## Task to carry out
Pull every line that holds the word "JSON" from the entries.

## Material to process
★ ★ ★ ★ ★ ★ ★

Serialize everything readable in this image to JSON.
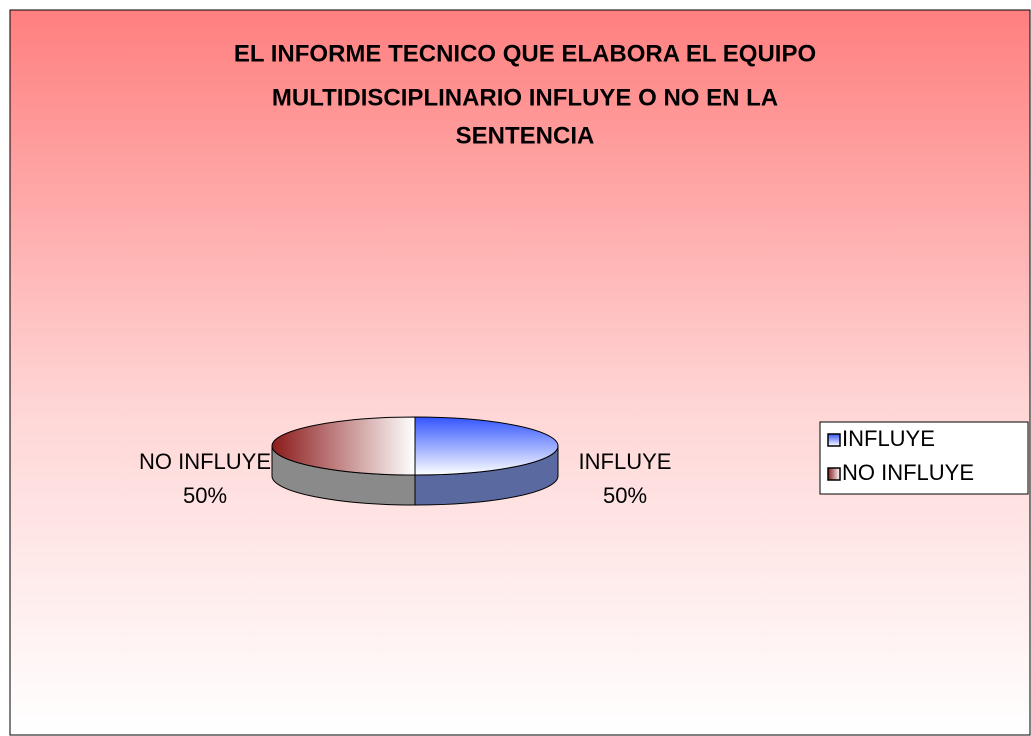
{
  "chart_data": {
    "type": "pie",
    "title": [
      "EL INFORME TECNICO QUE ELABORA EL EQUIPO",
      "MULTIDISCIPLINARIO INFLUYE O NO EN LA",
      "SENTENCIA"
    ],
    "categories": [
      "INFLUYE",
      "NO INFLUYE"
    ],
    "values": [
      50,
      50
    ],
    "value_labels": [
      "50%",
      "50%"
    ],
    "colors": [
      "#3355ff",
      "#8b1a1a"
    ],
    "legend": "right"
  }
}
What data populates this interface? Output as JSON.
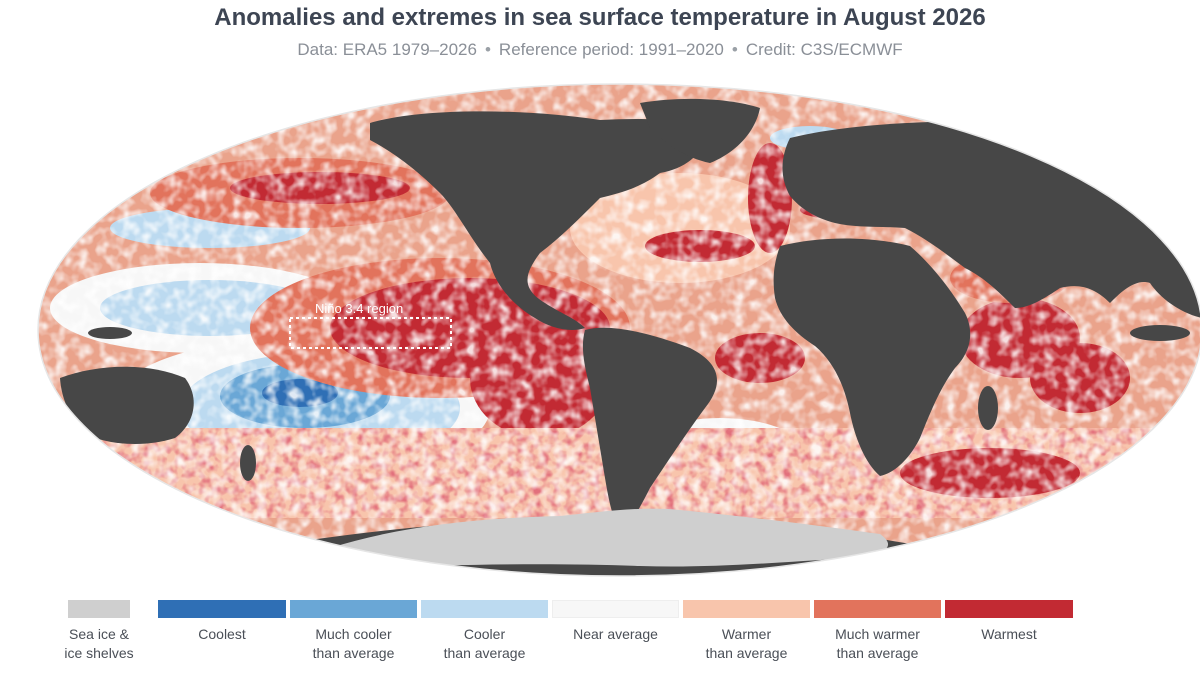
{
  "title": "Anomalies and extremes in sea surface temperature in August 2026",
  "subtitle": {
    "data": "Data: ERA5 1979–2026",
    "reference": "Reference period: 1991–2020",
    "credit": "Credit: C3S/ECMWF",
    "separator": "•"
  },
  "map": {
    "region_label": "Niño 3.4 region",
    "colors": {
      "land": "#474747",
      "sea_ice": "#cfcfcf",
      "coolest": "#2f6fb5",
      "much_cooler": "#6aa7d6",
      "cooler": "#bcdaf0",
      "near_average": "#f7f7f7",
      "warmer": "#f8c5ac",
      "much_warmer": "#e2735c",
      "warmest": "#c22a33"
    }
  },
  "legend": [
    {
      "key": "sea_ice",
      "color": "#cfcfcf",
      "line1": "Sea ice &",
      "line2": "ice shelves"
    },
    {
      "key": "coolest",
      "color": "#2f6fb5",
      "line1": "Coolest",
      "line2": ""
    },
    {
      "key": "much_cooler",
      "color": "#6aa7d6",
      "line1": "Much cooler",
      "line2": "than average"
    },
    {
      "key": "cooler",
      "color": "#bcdaf0",
      "line1": "Cooler",
      "line2": "than average"
    },
    {
      "key": "near_average",
      "color": "#f7f7f7",
      "line1": "Near average",
      "line2": ""
    },
    {
      "key": "warmer",
      "color": "#f8c5ac",
      "line1": "Warmer",
      "line2": "than average"
    },
    {
      "key": "much_warmer",
      "color": "#e2735c",
      "line1": "Much warmer",
      "line2": "than average"
    },
    {
      "key": "warmest",
      "color": "#c22a33",
      "line1": "Warmest",
      "line2": ""
    }
  ]
}
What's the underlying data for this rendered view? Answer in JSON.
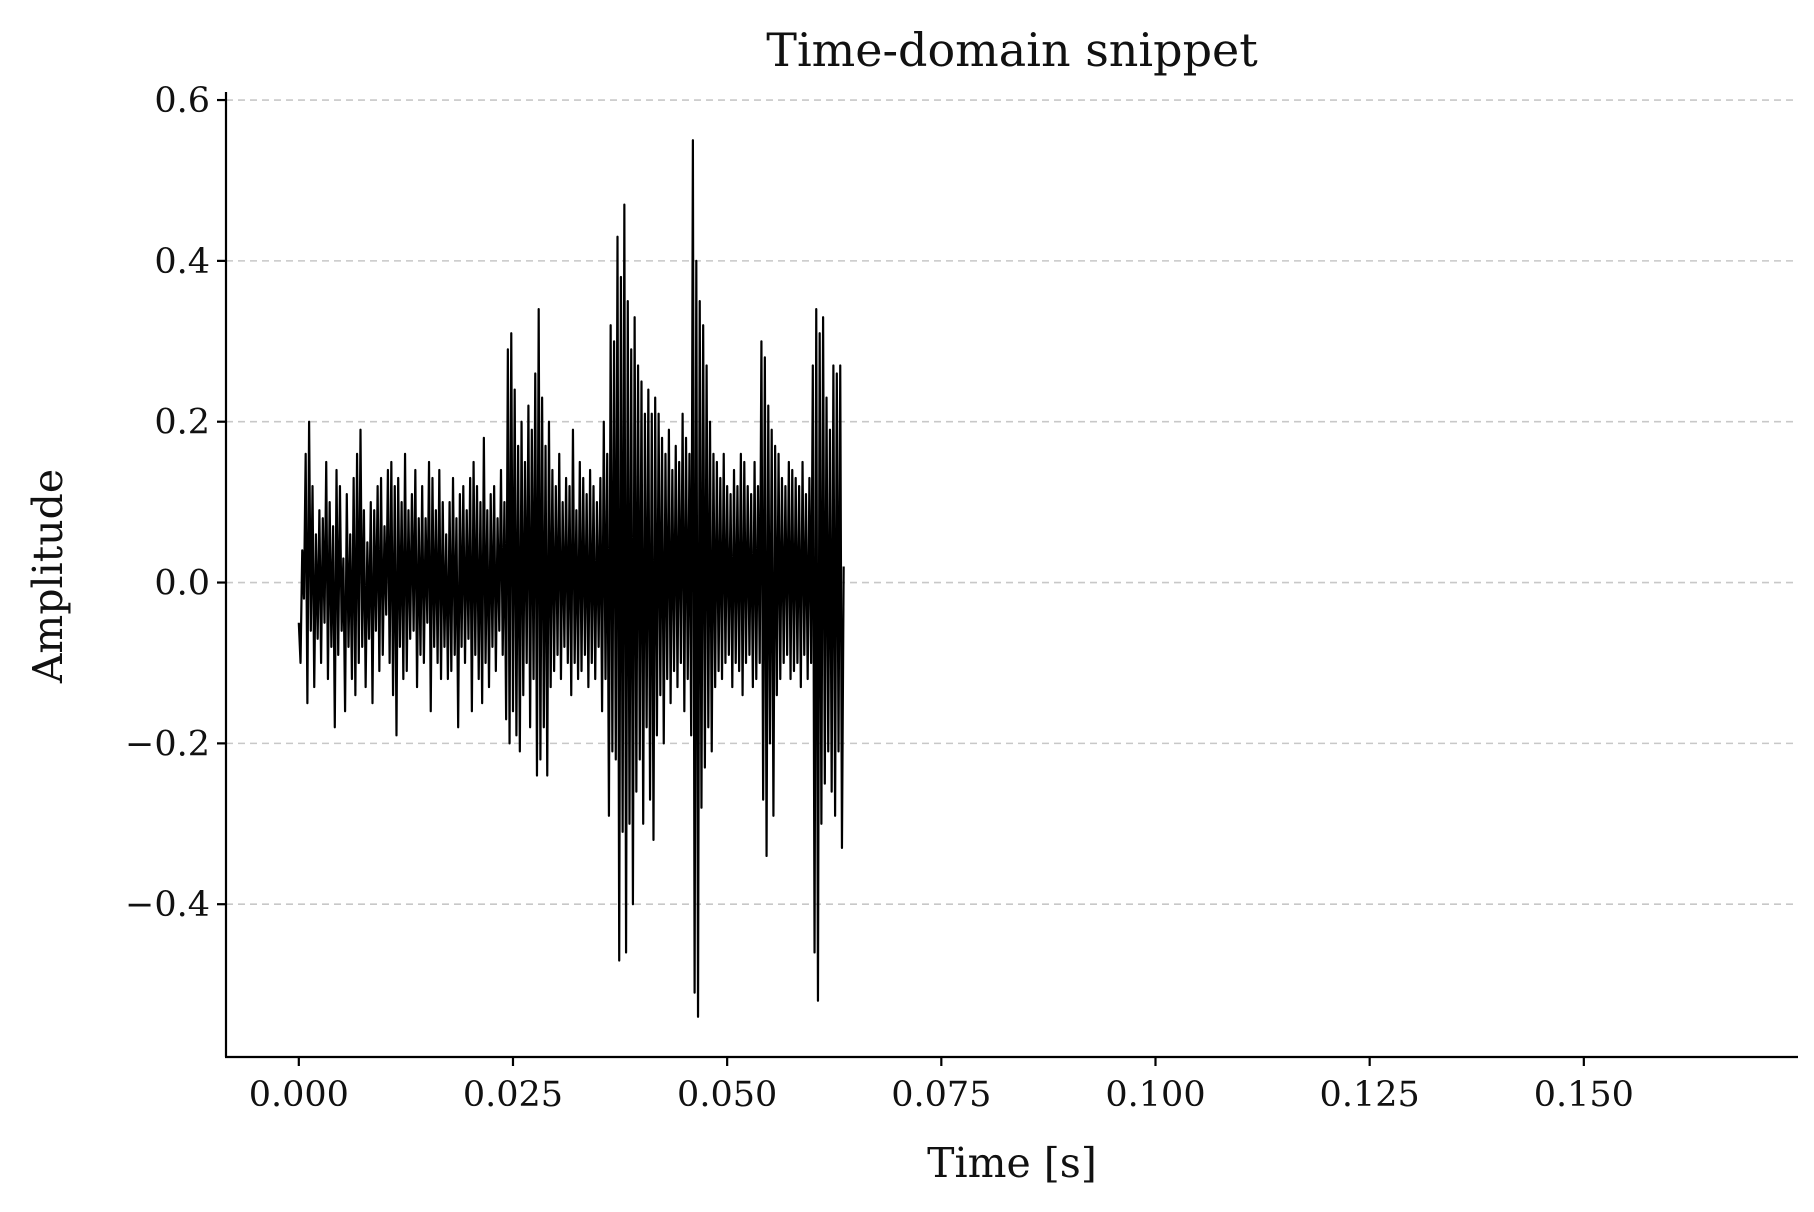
{
  "chart_data": {
    "type": "line",
    "title": "Time-domain snippet",
    "xlabel": "Time [s]",
    "ylabel": "Amplitude",
    "xlim": [
      -0.0085,
      0.175
    ],
    "ylim": [
      -0.59,
      0.61
    ],
    "x_ticks": [
      0.0,
      0.025,
      0.05,
      0.075,
      0.1,
      0.125,
      0.15
    ],
    "x_tick_labels": [
      "0.000",
      "0.025",
      "0.050",
      "0.075",
      "0.100",
      "0.125",
      "0.150"
    ],
    "y_ticks": [
      -0.4,
      -0.2,
      0.0,
      0.2,
      0.4,
      0.6
    ],
    "y_tick_labels": [
      "−0.4",
      "−0.2",
      "0.0",
      "0.2",
      "0.4",
      "0.6"
    ],
    "grid": "y-dashed",
    "color": "#000000",
    "series": [
      {
        "sample_interval": 0.0002,
        "y": [
          -0.05,
          -0.1,
          0.04,
          -0.02,
          0.16,
          -0.15,
          0.2,
          -0.06,
          0.12,
          -0.13,
          0.06,
          -0.07,
          0.09,
          -0.1,
          0.08,
          -0.05,
          0.15,
          -0.12,
          0.1,
          -0.08,
          0.07,
          -0.18,
          0.14,
          -0.09,
          0.12,
          -0.06,
          0.03,
          -0.16,
          0.11,
          -0.08,
          0.06,
          -0.12,
          0.13,
          -0.14,
          0.16,
          -0.1,
          0.19,
          -0.08,
          0.09,
          -0.13,
          0.05,
          -0.07,
          0.1,
          -0.15,
          0.09,
          -0.06,
          0.12,
          -0.11,
          0.13,
          -0.09,
          0.07,
          -0.04,
          0.14,
          -0.1,
          0.15,
          -0.14,
          0.12,
          -0.19,
          0.13,
          -0.08,
          0.1,
          -0.12,
          0.16,
          -0.11,
          0.09,
          -0.07,
          0.11,
          -0.06,
          0.14,
          -0.13,
          0.08,
          -0.09,
          0.12,
          -0.1,
          0.08,
          -0.05,
          0.15,
          -0.16,
          0.13,
          -0.08,
          0.09,
          -0.1,
          0.14,
          -0.12,
          0.1,
          -0.08,
          0.06,
          -0.12,
          0.1,
          -0.11,
          0.13,
          -0.09,
          0.08,
          -0.18,
          0.11,
          -0.08,
          0.12,
          -0.1,
          0.09,
          -0.07,
          0.13,
          -0.16,
          0.15,
          -0.09,
          0.12,
          -0.12,
          0.1,
          -0.15,
          0.18,
          -0.1,
          0.09,
          -0.13,
          0.11,
          -0.08,
          0.12,
          -0.11,
          0.08,
          -0.06,
          0.14,
          -0.09,
          0.1,
          -0.17,
          0.29,
          -0.2,
          0.31,
          -0.16,
          0.24,
          -0.19,
          0.17,
          -0.21,
          0.2,
          -0.14,
          0.15,
          -0.1,
          0.22,
          -0.18,
          0.19,
          -0.12,
          0.26,
          -0.24,
          0.34,
          -0.22,
          0.23,
          -0.18,
          0.17,
          -0.24,
          0.2,
          -0.13,
          0.14,
          -0.11,
          0.12,
          -0.09,
          0.16,
          -0.12,
          0.1,
          -0.08,
          0.13,
          -0.1,
          0.12,
          -0.14,
          0.19,
          -0.1,
          0.09,
          -0.12,
          0.15,
          -0.11,
          0.13,
          -0.09,
          0.11,
          -0.13,
          0.14,
          -0.1,
          0.12,
          -0.12,
          0.1,
          -0.08,
          0.13,
          -0.16,
          0.2,
          -0.12,
          0.16,
          -0.29,
          0.32,
          -0.21,
          0.3,
          -0.22,
          0.43,
          -0.47,
          0.38,
          -0.31,
          0.47,
          -0.46,
          0.35,
          -0.3,
          0.29,
          -0.4,
          0.33,
          -0.26,
          0.27,
          -0.22,
          0.25,
          -0.3,
          0.21,
          -0.18,
          0.24,
          -0.27,
          0.21,
          -0.32,
          0.23,
          -0.19,
          0.21,
          -0.14,
          0.18,
          -0.2,
          0.16,
          -0.12,
          0.19,
          -0.15,
          0.14,
          -0.11,
          0.17,
          -0.13,
          0.15,
          -0.1,
          0.21,
          -0.16,
          0.18,
          -0.12,
          0.16,
          -0.19,
          0.55,
          -0.51,
          0.4,
          -0.54,
          0.35,
          -0.28,
          0.32,
          -0.23,
          0.27,
          -0.18,
          0.2,
          -0.21,
          0.16,
          -0.13,
          0.15,
          -0.11,
          0.13,
          -0.12,
          0.16,
          -0.1,
          0.12,
          -0.09,
          0.11,
          -0.13,
          0.14,
          -0.1,
          0.12,
          -0.11,
          0.16,
          -0.14,
          0.15,
          -0.1,
          0.12,
          -0.09,
          0.11,
          -0.13,
          0.15,
          -0.12,
          0.12,
          -0.1,
          0.3,
          -0.27,
          0.28,
          -0.34,
          0.22,
          -0.2,
          0.19,
          -0.29,
          0.17,
          -0.14,
          0.16,
          -0.12,
          0.13,
          -0.1,
          0.12,
          -0.09,
          0.15,
          -0.12,
          0.14,
          -0.11,
          0.13,
          -0.1,
          0.12,
          -0.13,
          0.15,
          -0.09,
          0.11,
          -0.12,
          0.13,
          -0.1,
          0.27,
          -0.46,
          0.34,
          -0.52,
          0.31,
          -0.3,
          0.33,
          -0.25,
          0.23,
          -0.21,
          0.19,
          -0.26,
          0.27,
          -0.29,
          0.26,
          -0.21,
          0.27,
          -0.33,
          0.02
        ]
      }
    ]
  }
}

★ ★ ★ ★ ★ ★ ★

## Written answer
Serialize everything readable in this image to JSON.
What data populates this interface? Output as JSON.
What's the underlying data for this rendered view? Answer in JSON.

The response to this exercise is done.